Work required -
Only the lines from the one containing "Decode this image" through the final line of the material below should be output, exactly as they stand.

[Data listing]
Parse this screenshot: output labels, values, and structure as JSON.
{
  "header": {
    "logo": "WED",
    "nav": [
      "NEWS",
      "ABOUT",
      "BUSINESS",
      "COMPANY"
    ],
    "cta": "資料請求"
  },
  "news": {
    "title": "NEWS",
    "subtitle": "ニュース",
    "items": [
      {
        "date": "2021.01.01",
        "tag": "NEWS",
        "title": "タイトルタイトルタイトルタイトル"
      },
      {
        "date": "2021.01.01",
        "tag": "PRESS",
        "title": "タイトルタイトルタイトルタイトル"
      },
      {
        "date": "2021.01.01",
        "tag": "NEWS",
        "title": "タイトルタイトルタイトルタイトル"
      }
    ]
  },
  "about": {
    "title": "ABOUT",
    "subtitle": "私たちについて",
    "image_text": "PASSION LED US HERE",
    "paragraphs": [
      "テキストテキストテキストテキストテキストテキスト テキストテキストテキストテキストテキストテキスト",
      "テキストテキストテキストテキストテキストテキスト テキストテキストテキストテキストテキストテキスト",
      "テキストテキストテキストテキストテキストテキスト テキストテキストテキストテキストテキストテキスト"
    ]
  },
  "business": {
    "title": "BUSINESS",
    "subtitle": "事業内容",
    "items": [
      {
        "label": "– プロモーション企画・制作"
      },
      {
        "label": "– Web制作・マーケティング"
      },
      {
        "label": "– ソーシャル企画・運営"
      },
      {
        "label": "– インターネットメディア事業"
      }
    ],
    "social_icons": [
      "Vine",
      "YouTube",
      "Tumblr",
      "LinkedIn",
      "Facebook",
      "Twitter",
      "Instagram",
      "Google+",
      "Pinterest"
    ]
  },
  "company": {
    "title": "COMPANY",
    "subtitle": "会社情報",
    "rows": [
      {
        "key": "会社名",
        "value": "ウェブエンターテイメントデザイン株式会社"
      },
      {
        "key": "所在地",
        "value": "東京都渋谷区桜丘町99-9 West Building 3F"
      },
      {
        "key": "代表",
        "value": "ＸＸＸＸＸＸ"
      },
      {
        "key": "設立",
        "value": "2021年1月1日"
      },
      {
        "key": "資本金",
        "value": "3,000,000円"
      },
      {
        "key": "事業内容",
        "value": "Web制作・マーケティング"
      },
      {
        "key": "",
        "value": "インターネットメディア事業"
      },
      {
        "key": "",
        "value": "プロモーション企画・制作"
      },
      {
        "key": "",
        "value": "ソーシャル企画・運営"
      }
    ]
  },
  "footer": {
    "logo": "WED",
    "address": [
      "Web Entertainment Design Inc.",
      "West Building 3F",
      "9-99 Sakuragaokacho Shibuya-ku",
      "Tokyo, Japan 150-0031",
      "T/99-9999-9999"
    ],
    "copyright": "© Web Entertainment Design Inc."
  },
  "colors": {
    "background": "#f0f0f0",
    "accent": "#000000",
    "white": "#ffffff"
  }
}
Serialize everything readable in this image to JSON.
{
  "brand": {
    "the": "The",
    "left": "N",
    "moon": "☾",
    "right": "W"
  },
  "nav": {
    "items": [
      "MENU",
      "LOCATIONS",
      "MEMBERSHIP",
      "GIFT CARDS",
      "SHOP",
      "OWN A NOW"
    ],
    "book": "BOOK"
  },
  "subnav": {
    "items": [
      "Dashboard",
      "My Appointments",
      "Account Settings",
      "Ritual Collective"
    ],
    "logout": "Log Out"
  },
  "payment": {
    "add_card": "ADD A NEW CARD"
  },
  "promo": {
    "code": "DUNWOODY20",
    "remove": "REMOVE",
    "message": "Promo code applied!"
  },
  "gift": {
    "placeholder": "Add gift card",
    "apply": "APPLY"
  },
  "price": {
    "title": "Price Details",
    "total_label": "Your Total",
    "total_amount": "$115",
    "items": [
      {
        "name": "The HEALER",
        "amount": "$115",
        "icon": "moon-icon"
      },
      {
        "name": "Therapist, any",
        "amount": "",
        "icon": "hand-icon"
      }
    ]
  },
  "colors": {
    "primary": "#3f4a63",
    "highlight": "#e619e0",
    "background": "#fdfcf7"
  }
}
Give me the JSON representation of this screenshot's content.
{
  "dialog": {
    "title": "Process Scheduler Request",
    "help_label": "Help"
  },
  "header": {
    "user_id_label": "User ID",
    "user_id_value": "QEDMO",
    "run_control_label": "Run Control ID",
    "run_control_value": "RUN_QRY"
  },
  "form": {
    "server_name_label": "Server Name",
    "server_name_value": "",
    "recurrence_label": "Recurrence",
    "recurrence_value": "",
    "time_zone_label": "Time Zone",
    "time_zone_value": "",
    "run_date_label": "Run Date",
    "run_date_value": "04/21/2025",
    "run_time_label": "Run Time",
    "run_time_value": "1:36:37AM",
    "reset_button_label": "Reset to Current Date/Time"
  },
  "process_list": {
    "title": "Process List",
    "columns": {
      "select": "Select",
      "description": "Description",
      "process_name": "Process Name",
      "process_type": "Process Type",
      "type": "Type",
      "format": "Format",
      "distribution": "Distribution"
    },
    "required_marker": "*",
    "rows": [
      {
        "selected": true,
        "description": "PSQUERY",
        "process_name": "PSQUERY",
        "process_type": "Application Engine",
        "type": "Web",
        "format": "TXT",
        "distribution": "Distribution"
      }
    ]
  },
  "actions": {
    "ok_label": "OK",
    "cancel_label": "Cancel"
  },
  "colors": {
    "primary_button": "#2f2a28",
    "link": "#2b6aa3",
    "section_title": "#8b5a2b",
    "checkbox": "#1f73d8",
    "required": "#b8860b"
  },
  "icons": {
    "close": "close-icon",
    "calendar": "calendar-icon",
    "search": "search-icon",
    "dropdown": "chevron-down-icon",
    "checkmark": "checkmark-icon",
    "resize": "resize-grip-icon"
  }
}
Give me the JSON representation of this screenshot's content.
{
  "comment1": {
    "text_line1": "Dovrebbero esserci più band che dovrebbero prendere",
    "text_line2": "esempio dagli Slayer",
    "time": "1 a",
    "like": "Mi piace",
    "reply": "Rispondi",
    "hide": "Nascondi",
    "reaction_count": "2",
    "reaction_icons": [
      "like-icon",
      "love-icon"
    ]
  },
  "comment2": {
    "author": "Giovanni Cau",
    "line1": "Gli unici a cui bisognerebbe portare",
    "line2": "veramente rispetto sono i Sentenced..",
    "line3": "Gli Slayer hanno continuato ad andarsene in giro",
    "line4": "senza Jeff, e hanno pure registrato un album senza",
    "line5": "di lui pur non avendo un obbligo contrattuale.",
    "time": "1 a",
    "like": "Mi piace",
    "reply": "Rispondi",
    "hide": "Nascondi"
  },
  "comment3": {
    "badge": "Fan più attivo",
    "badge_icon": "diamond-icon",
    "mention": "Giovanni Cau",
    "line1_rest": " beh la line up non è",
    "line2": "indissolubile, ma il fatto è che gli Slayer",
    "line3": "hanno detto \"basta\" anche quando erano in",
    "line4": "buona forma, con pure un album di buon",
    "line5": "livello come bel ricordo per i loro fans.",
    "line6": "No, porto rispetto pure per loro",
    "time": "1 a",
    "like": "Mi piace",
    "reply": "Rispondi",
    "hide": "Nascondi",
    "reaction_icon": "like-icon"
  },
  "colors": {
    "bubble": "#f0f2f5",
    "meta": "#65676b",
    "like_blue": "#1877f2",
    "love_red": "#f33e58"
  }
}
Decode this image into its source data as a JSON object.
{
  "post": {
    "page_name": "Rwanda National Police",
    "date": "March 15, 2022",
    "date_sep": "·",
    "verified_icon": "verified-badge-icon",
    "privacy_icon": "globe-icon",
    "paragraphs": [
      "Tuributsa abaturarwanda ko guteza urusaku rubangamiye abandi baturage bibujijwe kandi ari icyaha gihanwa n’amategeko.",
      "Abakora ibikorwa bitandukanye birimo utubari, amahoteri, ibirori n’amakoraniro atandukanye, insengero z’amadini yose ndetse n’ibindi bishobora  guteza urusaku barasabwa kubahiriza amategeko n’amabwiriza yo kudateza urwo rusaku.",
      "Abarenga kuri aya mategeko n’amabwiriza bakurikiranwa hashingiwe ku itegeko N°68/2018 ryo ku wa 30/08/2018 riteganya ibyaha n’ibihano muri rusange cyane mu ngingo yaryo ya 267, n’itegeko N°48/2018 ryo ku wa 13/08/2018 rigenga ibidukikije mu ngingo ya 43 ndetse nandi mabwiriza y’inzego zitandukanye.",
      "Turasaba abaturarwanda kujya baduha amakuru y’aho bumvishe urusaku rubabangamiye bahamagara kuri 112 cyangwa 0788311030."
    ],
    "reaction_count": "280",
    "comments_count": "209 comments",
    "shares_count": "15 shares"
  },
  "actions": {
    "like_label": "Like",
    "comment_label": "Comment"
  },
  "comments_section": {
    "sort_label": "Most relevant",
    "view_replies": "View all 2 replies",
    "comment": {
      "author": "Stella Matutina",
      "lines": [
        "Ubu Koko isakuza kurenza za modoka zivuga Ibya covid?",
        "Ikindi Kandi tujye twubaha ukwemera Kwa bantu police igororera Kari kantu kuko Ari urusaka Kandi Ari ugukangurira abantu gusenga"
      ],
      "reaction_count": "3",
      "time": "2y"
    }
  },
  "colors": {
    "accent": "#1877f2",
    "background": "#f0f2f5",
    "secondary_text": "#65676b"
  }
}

Worked solution -
Decode this image into its source data as a JSON object.
{
  "post": {
    "page_name": "Rwanda National Police",
    "date": "March 15, 2022",
    "date_sep": "·",
    "verified_icon": "verified-badge-icon",
    "privacy_icon": "globe-icon",
    "paragraphs": [
      "Tuributsa abaturarwanda ko guteza urusaku rubangamiye abandi baturage bibujijwe kandi ari icyaha gihanwa n’amategeko.",
      "Abakora ibikorwa bitandukanye birimo utubari, amahoteri, ibirori n’amakoraniro atandukanye, insengero z’amadini yose ndetse n’ibindi bishobora  guteza urusaku barasabwa kubahiriza amategeko n’amabwiriza yo kudateza urwo rusaku.",
      "Abarenga kuri aya mategeko n’amabwiriza bakurikiranwa hashingiwe ku itegeko N°68/2018 ryo ku wa 30/08/2018 riteganya ibyaha n’ibihano muri rusange cyane mu ngingo yaryo ya 267, n’itegeko N°48/2018 ryo ku wa 13/08/2018 rigenga ibidukikije mu ngingo ya 43 ndetse nandi mabwiriza y’inzego zitandukanye.",
      "Turasaba abaturarwanda kujya baduha amakuru y’aho bumvishe urusaku rubabangamiye bahamagara kuri 112 cyangwa 0788311030."
    ],
    "reaction_count": "280",
    "comments_count": "209 comments",
    "shares_count": "15 shares"
  },
  "actions": {
    "like_label": "Like",
    "comment_label": "Comment"
  },
  "comments_section": {
    "sort_label": "Most relevant",
    "view_replies": "View all 2 replies",
    "comment": {
      "author": "Stella Matutina",
      "lines": [
        "Ubu Koko isakuza kurenza za modoka zivuga Ibya covid?",
        "Ikindi Kandi tujye twubaha ukwemera Kwa bantu police igororera Kari kantu kuko Ari urusaka Kandi Ari ugukangurira abantu gusenga"
      ],
      "reaction_count": "3",
      "time": "2y"
    }
  },
  "colors": {
    "accent": "#1877f2",
    "background": "#f0f2f5",
    "secondary_text": "#65676b"
  }
}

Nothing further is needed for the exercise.